List each line of the data that holds the word "JSON".
** Start of Listed records **
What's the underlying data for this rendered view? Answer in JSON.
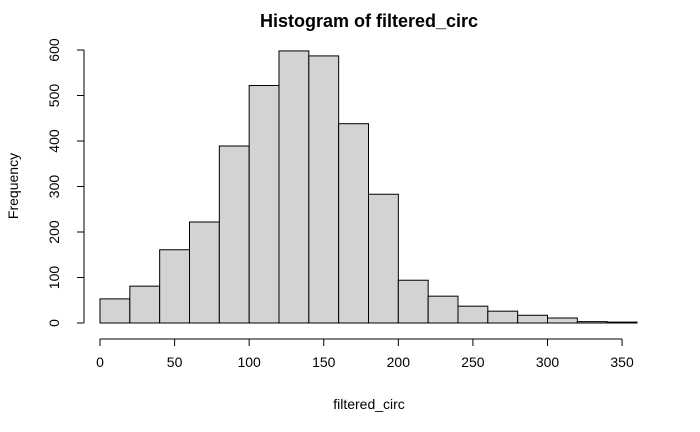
{
  "chart_data": {
    "type": "bar",
    "title": "Histogram of filtered_circ",
    "xlabel": "filtered_circ",
    "ylabel": "Frequency",
    "bins": [
      {
        "start": 0,
        "end": 20,
        "count": 53
      },
      {
        "start": 20,
        "end": 40,
        "count": 81
      },
      {
        "start": 40,
        "end": 60,
        "count": 161
      },
      {
        "start": 60,
        "end": 80,
        "count": 222
      },
      {
        "start": 80,
        "end": 100,
        "count": 389
      },
      {
        "start": 100,
        "end": 120,
        "count": 522
      },
      {
        "start": 120,
        "end": 140,
        "count": 598
      },
      {
        "start": 140,
        "end": 160,
        "count": 587
      },
      {
        "start": 160,
        "end": 180,
        "count": 438
      },
      {
        "start": 180,
        "end": 200,
        "count": 283
      },
      {
        "start": 200,
        "end": 220,
        "count": 94
      },
      {
        "start": 220,
        "end": 240,
        "count": 59
      },
      {
        "start": 240,
        "end": 260,
        "count": 37
      },
      {
        "start": 260,
        "end": 280,
        "count": 26
      },
      {
        "start": 280,
        "end": 300,
        "count": 17
      },
      {
        "start": 300,
        "end": 320,
        "count": 11
      },
      {
        "start": 320,
        "end": 340,
        "count": 3
      },
      {
        "start": 340,
        "end": 360,
        "count": 2
      }
    ],
    "xticks": [
      0,
      50,
      100,
      150,
      200,
      250,
      300,
      350
    ],
    "yticks": [
      0,
      100,
      200,
      300,
      400,
      500,
      600
    ],
    "xlim": [
      0,
      360
    ],
    "ylim": [
      0,
      600
    ],
    "grid": false,
    "bar_color": "#d3d3d3",
    "edge_color": "#000000"
  }
}
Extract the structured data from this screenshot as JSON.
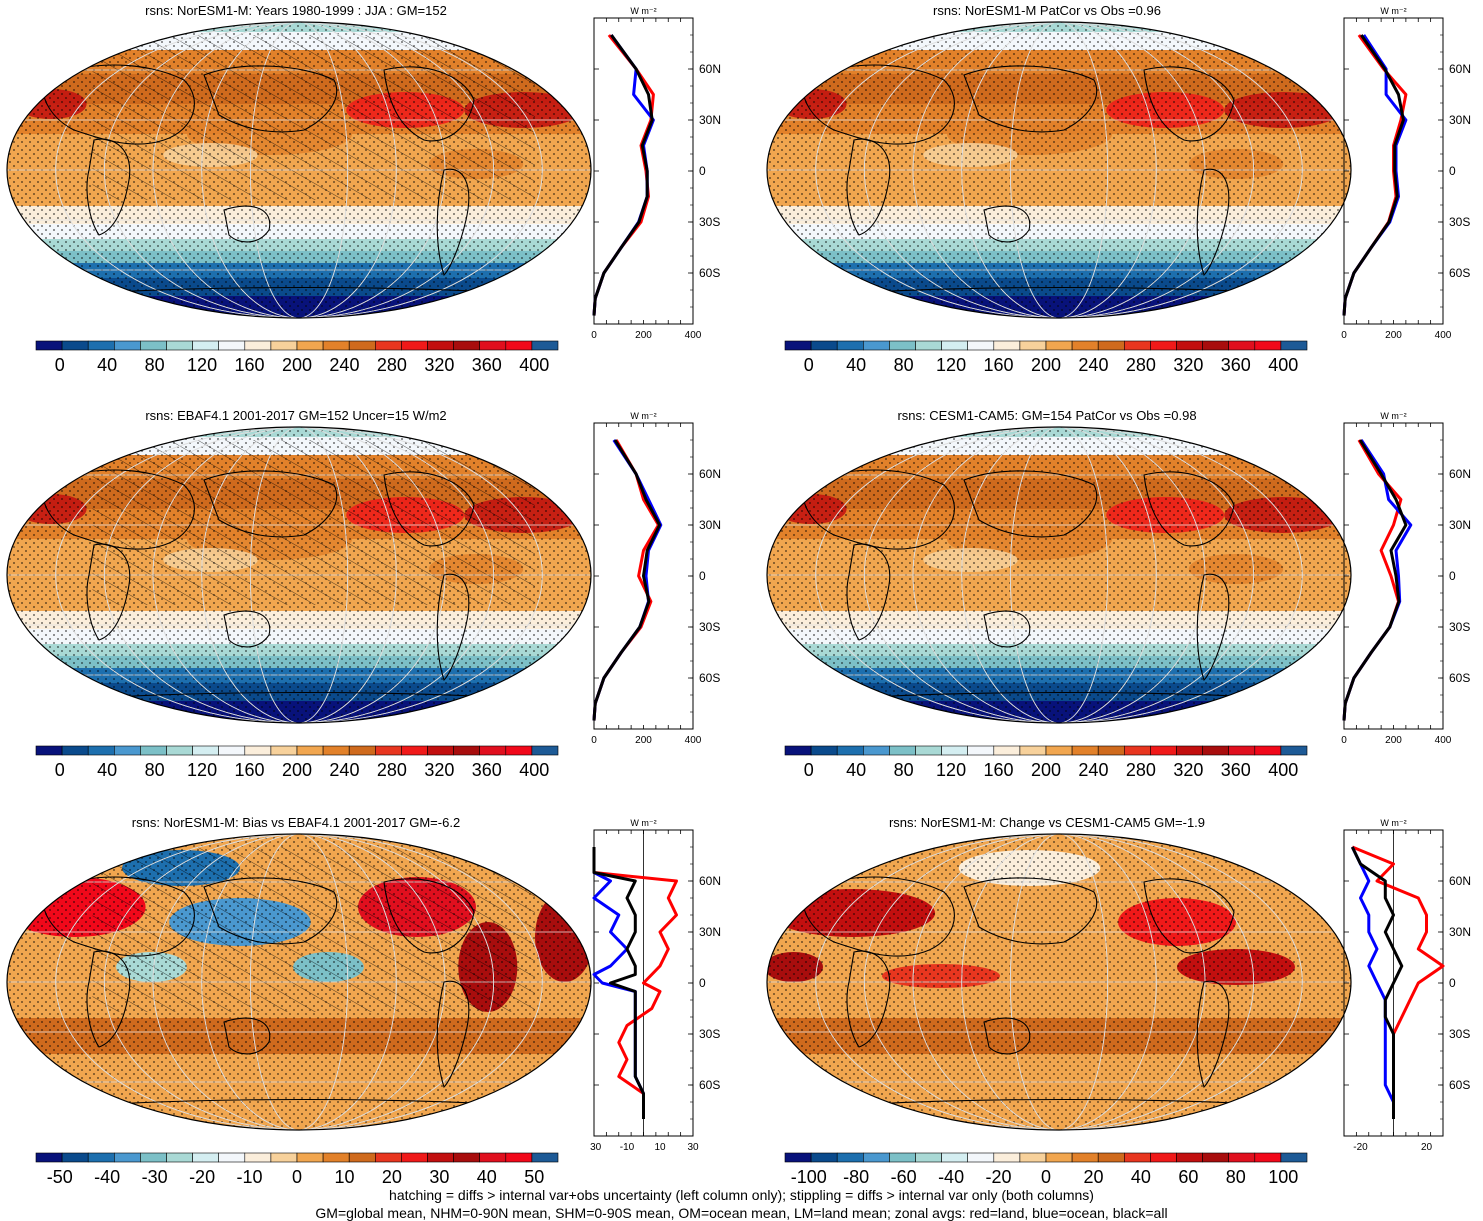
{
  "footer": {
    "line1": "hatching = diffs > internal var+obs uncertainty (left column only); stippling = diffs > internal var only (both columns)",
    "line2": "GM=global mean, NHM=0-90N mean, SHM=0-90S mean, OM=ocean mean, LM=land mean; zonal avgs: red=land, blue=ocean, black=all"
  },
  "zonal_unit": "W m⁻²",
  "lat_ticks": [
    "60N",
    "30N",
    "0",
    "30S",
    "60S"
  ],
  "colors": {
    "land": "#ff0000",
    "ocean": "#0000ff",
    "all": "#000000",
    "abs_palette": [
      "#08127a",
      "#0a4a8c",
      "#1d6fae",
      "#4a98cf",
      "#7cc0c7",
      "#a9d9d5",
      "#d4eef1",
      "#f3f7fb",
      "#fbeedb",
      "#f7d19b",
      "#f1a64f",
      "#e2812a",
      "#cf6a1d",
      "#e8361f",
      "#f01919",
      "#c20f0f",
      "#a80d0d",
      "#e00f1e",
      "#f1081a",
      "#1d5a96"
    ],
    "diff_palette": [
      "#08127a",
      "#0a4a8c",
      "#1d6fae",
      "#4a98cf",
      "#7cc0c7",
      "#a9d9d5",
      "#d4eef1",
      "#f3f7fb",
      "#fbeedb",
      "#f7d19b",
      "#f1a64f",
      "#e2812a",
      "#cf6a1d",
      "#e8361f",
      "#f01919",
      "#c20f0f",
      "#a80d0d",
      "#e00f1e",
      "#f1081a",
      "#1d5a96"
    ]
  },
  "panels": [
    {
      "title": "rsns: NorESM1-M: Years 1980-1999 : JJA : GM=152",
      "cbar_labels": [
        "0",
        "40",
        "80",
        "120",
        "160",
        "200",
        "240",
        "280",
        "320",
        "360",
        "400"
      ],
      "zonal_ticks": [
        "0",
        "200",
        "400"
      ]
    },
    {
      "title": "rsns: NorESM1-M PatCor vs Obs =0.96",
      "cbar_labels": [
        "0",
        "40",
        "80",
        "120",
        "160",
        "200",
        "240",
        "280",
        "320",
        "360",
        "400"
      ],
      "zonal_ticks": [
        "0",
        "200",
        "400"
      ]
    },
    {
      "title": "rsns: EBAF4.1 2001-2017 GM=152 Uncer=15 W/m2",
      "cbar_labels": [
        "0",
        "40",
        "80",
        "120",
        "160",
        "200",
        "240",
        "280",
        "320",
        "360",
        "400"
      ],
      "zonal_ticks": [
        "0",
        "200",
        "400"
      ]
    },
    {
      "title": "rsns: CESM1-CAM5: GM=154 PatCor vs Obs =0.98",
      "cbar_labels": [
        "0",
        "40",
        "80",
        "120",
        "160",
        "200",
        "240",
        "280",
        "320",
        "360",
        "400"
      ],
      "zonal_ticks": [
        "0",
        "200",
        "400"
      ]
    },
    {
      "title": "rsns: NorESM1-M: Bias vs EBAF4.1 2001-2017 GM=-6.2",
      "cbar_labels": [
        "-50",
        "-40",
        "-30",
        "-20",
        "-10",
        "0",
        "10",
        "20",
        "30",
        "40",
        "50"
      ],
      "zonal_ticks": [
        "-30",
        "-10",
        "10",
        "30"
      ]
    },
    {
      "title": "rsns: NorESM1-M: Change vs CESM1-CAM5 GM=-1.9",
      "cbar_labels": [
        "-100",
        "-80",
        "-60",
        "-40",
        "-20",
        "0",
        "20",
        "40",
        "60",
        "80",
        "100"
      ],
      "zonal_ticks": [
        "-20",
        "20"
      ]
    }
  ],
  "chart_data": [
    {
      "type": "heatmap",
      "title": "rsns: NorESM1-M: Years 1980-1999 : JJA : GM=152",
      "colorbar": {
        "min": 0,
        "max": 400,
        "ticks": [
          0,
          40,
          80,
          120,
          160,
          200,
          240,
          280,
          320,
          360,
          400
        ]
      },
      "zonal_mean": {
        "xlim": [
          0,
          400
        ],
        "xticks": [
          0,
          200,
          400
        ],
        "ylabel_ticks": [
          "60N",
          "30N",
          "0",
          "30S",
          "60S"
        ],
        "lat": [
          80,
          60,
          45,
          30,
          15,
          0,
          -15,
          -30,
          -45,
          -60,
          -75,
          -85
        ],
        "land": [
          60,
          170,
          240,
          230,
          190,
          210,
          220,
          190,
          110,
          40,
          5,
          0
        ],
        "ocean": [
          70,
          170,
          160,
          240,
          200,
          215,
          215,
          180,
          110,
          40,
          5,
          0
        ],
        "all": [
          70,
          170,
          220,
          235,
          195,
          215,
          215,
          182,
          110,
          40,
          5,
          0
        ]
      }
    },
    {
      "type": "heatmap",
      "title": "rsns: NorESM1-M PatCor vs Obs =0.96",
      "colorbar": {
        "min": 0,
        "max": 400,
        "ticks": [
          0,
          40,
          80,
          120,
          160,
          200,
          240,
          280,
          320,
          360,
          400
        ]
      },
      "zonal_mean": {
        "xlim": [
          0,
          400
        ],
        "xticks": [
          0,
          200,
          400
        ],
        "ylabel_ticks": [
          "60N",
          "30N",
          "0",
          "30S",
          "60S"
        ],
        "lat": [
          80,
          60,
          45,
          30,
          15,
          0,
          -15,
          -30,
          -45,
          -60,
          -75,
          -85
        ],
        "land": [
          60,
          160,
          250,
          230,
          200,
          200,
          210,
          180,
          110,
          40,
          5,
          0
        ],
        "ocean": [
          80,
          170,
          170,
          250,
          210,
          210,
          220,
          185,
          110,
          40,
          5,
          0
        ],
        "all": [
          70,
          165,
          220,
          240,
          205,
          205,
          215,
          182,
          110,
          40,
          5,
          0
        ]
      }
    },
    {
      "type": "heatmap",
      "title": "rsns: EBAF4.1 2001-2017 GM=152 Uncer=15 W/m2",
      "colorbar": {
        "min": 0,
        "max": 400,
        "ticks": [
          0,
          40,
          80,
          120,
          160,
          200,
          240,
          280,
          320,
          360,
          400
        ]
      },
      "zonal_mean": {
        "xlim": [
          0,
          400
        ],
        "xticks": [
          0,
          200,
          400
        ],
        "ylabel_ticks": [
          "60N",
          "30N",
          "0",
          "30S",
          "60S"
        ],
        "lat": [
          80,
          60,
          45,
          30,
          15,
          0,
          -15,
          -30,
          -45,
          -60,
          -75,
          -85
        ],
        "land": [
          90,
          170,
          200,
          260,
          200,
          180,
          230,
          190,
          110,
          40,
          5,
          0
        ],
        "ocean": [
          80,
          170,
          220,
          270,
          220,
          210,
          220,
          185,
          110,
          40,
          5,
          0
        ],
        "all": [
          85,
          170,
          210,
          265,
          215,
          200,
          222,
          185,
          110,
          40,
          5,
          0
        ]
      }
    },
    {
      "type": "heatmap",
      "title": "rsns: CESM1-CAM5: GM=154 PatCor vs Obs =0.98",
      "colorbar": {
        "min": 0,
        "max": 400,
        "ticks": [
          0,
          40,
          80,
          120,
          160,
          200,
          240,
          280,
          320,
          360,
          400
        ]
      },
      "zonal_mean": {
        "xlim": [
          0,
          400
        ],
        "xticks": [
          0,
          200,
          400
        ],
        "ylabel_ticks": [
          "60N",
          "30N",
          "0",
          "30S",
          "60S"
        ],
        "lat": [
          80,
          60,
          45,
          30,
          15,
          0,
          -15,
          -30,
          -45,
          -60,
          -75,
          -85
        ],
        "land": [
          60,
          140,
          230,
          200,
          150,
          190,
          220,
          185,
          110,
          40,
          5,
          0
        ],
        "ocean": [
          70,
          160,
          180,
          270,
          210,
          220,
          225,
          185,
          110,
          40,
          5,
          0
        ],
        "all": [
          65,
          150,
          210,
          250,
          190,
          210,
          222,
          185,
          110,
          40,
          5,
          0
        ]
      }
    },
    {
      "type": "heatmap",
      "title": "rsns: NorESM1-M: Bias vs EBAF4.1 2001-2017 GM=-6.2",
      "colorbar": {
        "min": -50,
        "max": 50,
        "ticks": [
          -50,
          -40,
          -30,
          -20,
          -10,
          0,
          10,
          20,
          30,
          40,
          50
        ]
      },
      "zonal_mean": {
        "xlim": [
          -30,
          30
        ],
        "xticks": [
          -30,
          -10,
          10,
          30
        ],
        "ylabel_ticks": [
          "60N",
          "30N",
          "0",
          "30S",
          "60S"
        ],
        "lat": [
          80,
          65,
          60,
          50,
          40,
          30,
          20,
          10,
          5,
          0,
          -5,
          -15,
          -25,
          -35,
          -45,
          -55,
          -65,
          -80
        ],
        "land": [
          -30,
          -30,
          20,
          15,
          20,
          10,
          15,
          10,
          5,
          0,
          10,
          5,
          -10,
          -15,
          -10,
          -15,
          0,
          0
        ],
        "ocean": [
          -30,
          -30,
          -20,
          -30,
          -15,
          -20,
          -10,
          -20,
          -30,
          -25,
          -5,
          -5,
          -5,
          -5,
          -5,
          -5,
          0,
          0
        ],
        "all": [
          -30,
          -30,
          -5,
          -10,
          -5,
          -5,
          -10,
          -5,
          -5,
          -20,
          -5,
          -5,
          -5,
          -5,
          -5,
          -5,
          0,
          0
        ]
      }
    },
    {
      "type": "heatmap",
      "title": "rsns: NorESM1-M: Change vs CESM1-CAM5 GM=-1.9",
      "colorbar": {
        "min": -100,
        "max": 100,
        "ticks": [
          -100,
          -80,
          -60,
          -40,
          -20,
          0,
          20,
          40,
          60,
          80,
          100
        ]
      },
      "zonal_mean": {
        "xlim": [
          -30,
          30
        ],
        "xticks": [
          -20,
          20
        ],
        "ylabel_ticks": [
          "60N",
          "30N",
          "0",
          "30S",
          "60S"
        ],
        "lat": [
          80,
          70,
          60,
          50,
          40,
          30,
          20,
          10,
          0,
          -10,
          -20,
          -30,
          -40,
          -50,
          -60,
          -70,
          -80
        ],
        "land": [
          -25,
          0,
          -10,
          15,
          20,
          20,
          15,
          30,
          15,
          10,
          5,
          0,
          0,
          0,
          0,
          0,
          0
        ],
        "ocean": [
          -25,
          -20,
          -15,
          -20,
          -15,
          -15,
          -10,
          -15,
          -10,
          -5,
          -5,
          -5,
          -5,
          -5,
          -5,
          0,
          0
        ],
        "all": [
          -25,
          -20,
          -5,
          -5,
          0,
          -5,
          0,
          5,
          0,
          -5,
          -5,
          0,
          0,
          0,
          0,
          0,
          0
        ]
      }
    }
  ]
}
** End of Listed records **
**Answer to the problem**
What's the underlying data for this rendered view? Answer in JSON.
Extract the structured data from this screenshot as JSON.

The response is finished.